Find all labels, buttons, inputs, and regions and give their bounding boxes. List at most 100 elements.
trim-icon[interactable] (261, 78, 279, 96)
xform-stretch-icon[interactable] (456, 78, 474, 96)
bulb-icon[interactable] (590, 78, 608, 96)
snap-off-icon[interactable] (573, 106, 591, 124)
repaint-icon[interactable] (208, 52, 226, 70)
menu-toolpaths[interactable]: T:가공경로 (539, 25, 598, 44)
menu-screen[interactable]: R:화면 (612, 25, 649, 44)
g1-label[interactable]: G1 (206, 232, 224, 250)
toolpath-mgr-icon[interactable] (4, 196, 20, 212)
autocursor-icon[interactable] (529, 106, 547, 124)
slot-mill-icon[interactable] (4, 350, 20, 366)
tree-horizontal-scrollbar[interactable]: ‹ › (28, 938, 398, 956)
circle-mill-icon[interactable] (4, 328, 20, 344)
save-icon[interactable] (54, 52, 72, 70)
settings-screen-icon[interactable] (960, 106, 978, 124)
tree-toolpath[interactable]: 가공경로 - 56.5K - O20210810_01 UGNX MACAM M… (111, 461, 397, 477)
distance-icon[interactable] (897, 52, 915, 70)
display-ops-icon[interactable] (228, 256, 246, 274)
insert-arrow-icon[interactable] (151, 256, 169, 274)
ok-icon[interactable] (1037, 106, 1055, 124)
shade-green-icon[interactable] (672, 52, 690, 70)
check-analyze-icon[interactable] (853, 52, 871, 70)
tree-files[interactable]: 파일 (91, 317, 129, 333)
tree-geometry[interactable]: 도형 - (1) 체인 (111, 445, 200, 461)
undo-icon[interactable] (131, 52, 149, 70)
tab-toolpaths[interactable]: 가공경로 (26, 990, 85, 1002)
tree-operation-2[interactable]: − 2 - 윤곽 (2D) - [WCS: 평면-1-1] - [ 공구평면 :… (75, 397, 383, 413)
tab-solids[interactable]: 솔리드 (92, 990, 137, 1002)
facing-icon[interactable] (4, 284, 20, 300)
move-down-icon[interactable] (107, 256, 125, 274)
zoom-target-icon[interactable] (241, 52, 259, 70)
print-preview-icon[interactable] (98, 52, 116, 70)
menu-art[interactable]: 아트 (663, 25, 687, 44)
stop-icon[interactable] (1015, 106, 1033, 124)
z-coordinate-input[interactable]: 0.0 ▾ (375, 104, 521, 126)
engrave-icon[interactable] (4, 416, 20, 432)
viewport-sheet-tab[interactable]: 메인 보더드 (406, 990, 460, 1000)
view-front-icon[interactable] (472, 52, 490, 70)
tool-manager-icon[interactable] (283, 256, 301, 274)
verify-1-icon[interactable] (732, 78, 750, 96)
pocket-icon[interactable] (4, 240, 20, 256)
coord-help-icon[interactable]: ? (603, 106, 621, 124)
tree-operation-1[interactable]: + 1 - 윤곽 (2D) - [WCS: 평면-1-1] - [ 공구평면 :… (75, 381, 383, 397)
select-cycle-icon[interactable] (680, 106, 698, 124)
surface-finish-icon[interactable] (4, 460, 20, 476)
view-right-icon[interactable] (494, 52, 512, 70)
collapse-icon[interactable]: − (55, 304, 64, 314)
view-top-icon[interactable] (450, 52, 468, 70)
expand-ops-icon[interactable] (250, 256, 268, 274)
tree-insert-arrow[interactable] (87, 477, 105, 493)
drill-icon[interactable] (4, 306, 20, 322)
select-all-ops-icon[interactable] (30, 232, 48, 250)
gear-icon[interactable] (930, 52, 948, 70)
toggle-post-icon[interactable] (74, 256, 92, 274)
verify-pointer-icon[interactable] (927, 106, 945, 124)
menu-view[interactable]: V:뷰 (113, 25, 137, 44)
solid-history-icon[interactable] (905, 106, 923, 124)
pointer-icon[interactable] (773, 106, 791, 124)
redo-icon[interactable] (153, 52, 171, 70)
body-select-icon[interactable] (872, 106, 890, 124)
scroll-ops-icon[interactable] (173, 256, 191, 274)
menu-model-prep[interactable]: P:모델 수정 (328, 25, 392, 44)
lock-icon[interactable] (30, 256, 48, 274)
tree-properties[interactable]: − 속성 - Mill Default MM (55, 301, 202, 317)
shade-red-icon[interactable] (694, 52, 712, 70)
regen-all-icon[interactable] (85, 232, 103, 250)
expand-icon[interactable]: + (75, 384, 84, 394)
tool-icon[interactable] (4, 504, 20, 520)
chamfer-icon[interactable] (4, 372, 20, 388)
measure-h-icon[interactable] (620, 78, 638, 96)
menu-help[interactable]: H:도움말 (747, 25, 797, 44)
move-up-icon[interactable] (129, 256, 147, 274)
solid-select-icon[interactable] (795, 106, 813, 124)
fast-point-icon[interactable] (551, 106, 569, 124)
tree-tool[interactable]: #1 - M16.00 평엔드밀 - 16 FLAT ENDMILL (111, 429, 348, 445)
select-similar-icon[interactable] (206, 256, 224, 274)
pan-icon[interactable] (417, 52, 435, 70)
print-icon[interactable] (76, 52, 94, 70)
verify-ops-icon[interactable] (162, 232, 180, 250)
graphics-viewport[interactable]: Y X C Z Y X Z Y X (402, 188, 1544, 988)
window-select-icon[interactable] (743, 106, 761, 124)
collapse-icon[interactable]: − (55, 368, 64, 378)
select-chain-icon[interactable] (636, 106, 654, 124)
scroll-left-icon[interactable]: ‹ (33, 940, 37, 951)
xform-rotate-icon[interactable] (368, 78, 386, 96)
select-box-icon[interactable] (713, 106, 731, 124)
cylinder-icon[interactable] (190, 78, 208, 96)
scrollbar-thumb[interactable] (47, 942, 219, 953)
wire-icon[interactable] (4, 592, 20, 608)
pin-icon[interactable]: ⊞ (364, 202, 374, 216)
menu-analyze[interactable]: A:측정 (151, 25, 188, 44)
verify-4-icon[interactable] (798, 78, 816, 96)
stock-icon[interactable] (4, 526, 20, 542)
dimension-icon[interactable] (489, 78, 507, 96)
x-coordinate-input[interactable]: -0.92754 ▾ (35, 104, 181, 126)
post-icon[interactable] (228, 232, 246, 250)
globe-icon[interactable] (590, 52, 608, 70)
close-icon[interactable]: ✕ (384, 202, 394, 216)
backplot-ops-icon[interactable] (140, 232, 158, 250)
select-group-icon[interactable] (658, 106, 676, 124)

= BRIEF =
Turn the material from its first line up to and including the line with "tab-toolpaths[interactable]: 가공경로 (26, 990, 85, 1002)" into a numbered list, leaving out any blank lines.

= TASK RESULT =
1. Find all labels, buttons, inputs, and regions and give their bounding boxes. List at most 100 elements.
2. trim-icon[interactable] (261, 78, 279, 96)
3. xform-stretch-icon[interactable] (456, 78, 474, 96)
4. bulb-icon[interactable] (590, 78, 608, 96)
5. snap-off-icon[interactable] (573, 106, 591, 124)
6. repaint-icon[interactable] (208, 52, 226, 70)
7. menu-toolpaths[interactable]: T:가공경로 (539, 25, 598, 44)
8. menu-screen[interactable]: R:화면 (612, 25, 649, 44)
9. g1-label[interactable]: G1 (206, 232, 224, 250)
10. toolpath-mgr-icon[interactable] (4, 196, 20, 212)
11. autocursor-icon[interactable] (529, 106, 547, 124)
12. slot-mill-icon[interactable] (4, 350, 20, 366)
13. tree-horizontal-scrollbar[interactable]: ‹ › (28, 938, 398, 956)
14. circle-mill-icon[interactable] (4, 328, 20, 344)
15. save-icon[interactable] (54, 52, 72, 70)
16. settings-screen-icon[interactable] (960, 106, 978, 124)
17. tree-toolpath[interactable]: 가공경로 - 56.5K - O20210810_01 UGNX MACAM M… (111, 461, 397, 477)
18. distance-icon[interactable] (897, 52, 915, 70)
19. display-ops-icon[interactable] (228, 256, 246, 274)
20. insert-arrow-icon[interactable] (151, 256, 169, 274)
21. ok-icon[interactable] (1037, 106, 1055, 124)
22. shade-green-icon[interactable] (672, 52, 690, 70)
23. check-analyze-icon[interactable] (853, 52, 871, 70)
24. tree-files[interactable]: 파일 (91, 317, 129, 333)
25. tree-geometry[interactable]: 도형 - (1) 체인 (111, 445, 200, 461)
26. undo-icon[interactable] (131, 52, 149, 70)
27. tab-toolpaths[interactable]: 가공경로 (26, 990, 85, 1002)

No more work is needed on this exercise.